→ WORK TO DO
Only the pictures are to be left out; set down the rest of the records exactly.

→ GIVEN INFORMATION
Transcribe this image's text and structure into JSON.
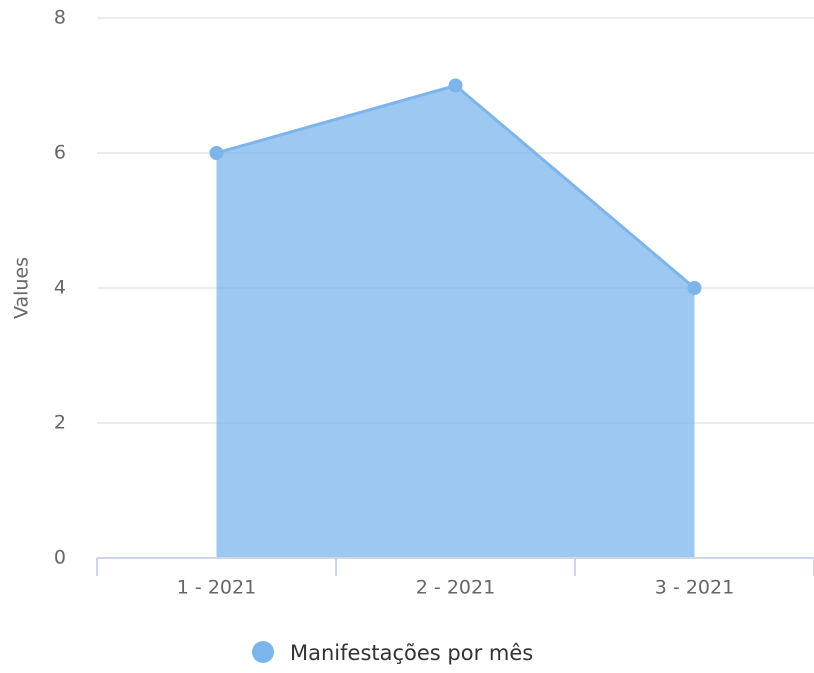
{
  "chart_data": {
    "type": "area",
    "y_axis_label": "Values",
    "categories": [
      "1 - 2021",
      "2 - 2021",
      "3 - 2021"
    ],
    "series": [
      {
        "name": "Manifestações por mês",
        "color": "#7cb5ec",
        "values": [
          6,
          7,
          4
        ]
      }
    ],
    "ylim": [
      0,
      8
    ],
    "yticks": [
      0,
      2,
      4,
      6,
      8
    ],
    "grid": true,
    "legend": "bottom"
  }
}
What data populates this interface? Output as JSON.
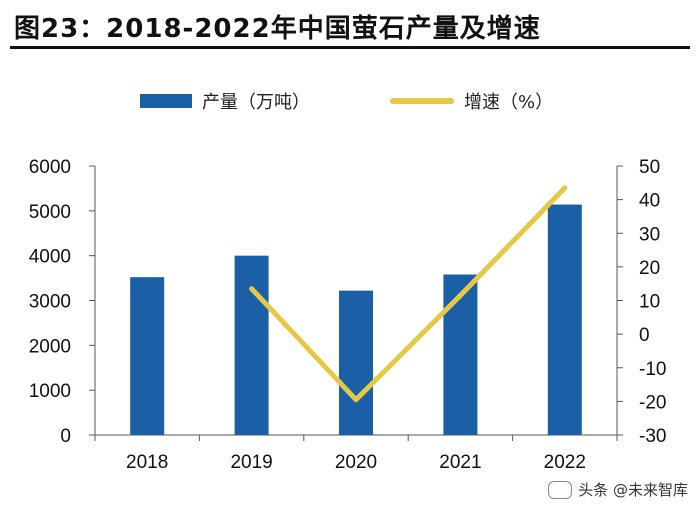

→ COMPLETED EXERCISE
Transcribe this image's text and structure into JSON.
{
  "chart_data": {
    "type": "area",
    "y_axis_label": "Values",
    "categories": [
      "1 - 2021",
      "2 - 2021",
      "3 - 2021"
    ],
    "series": [
      {
        "name": "Manifestações por mês",
        "color": "#7cb5ec",
        "values": [
          6,
          7,
          4
        ]
      }
    ],
    "ylim": [
      0,
      8
    ],
    "yticks": [
      0,
      2,
      4,
      6,
      8
    ],
    "grid": true,
    "legend": "bottom"
  }
}
What data populates this interface? Output as JSON.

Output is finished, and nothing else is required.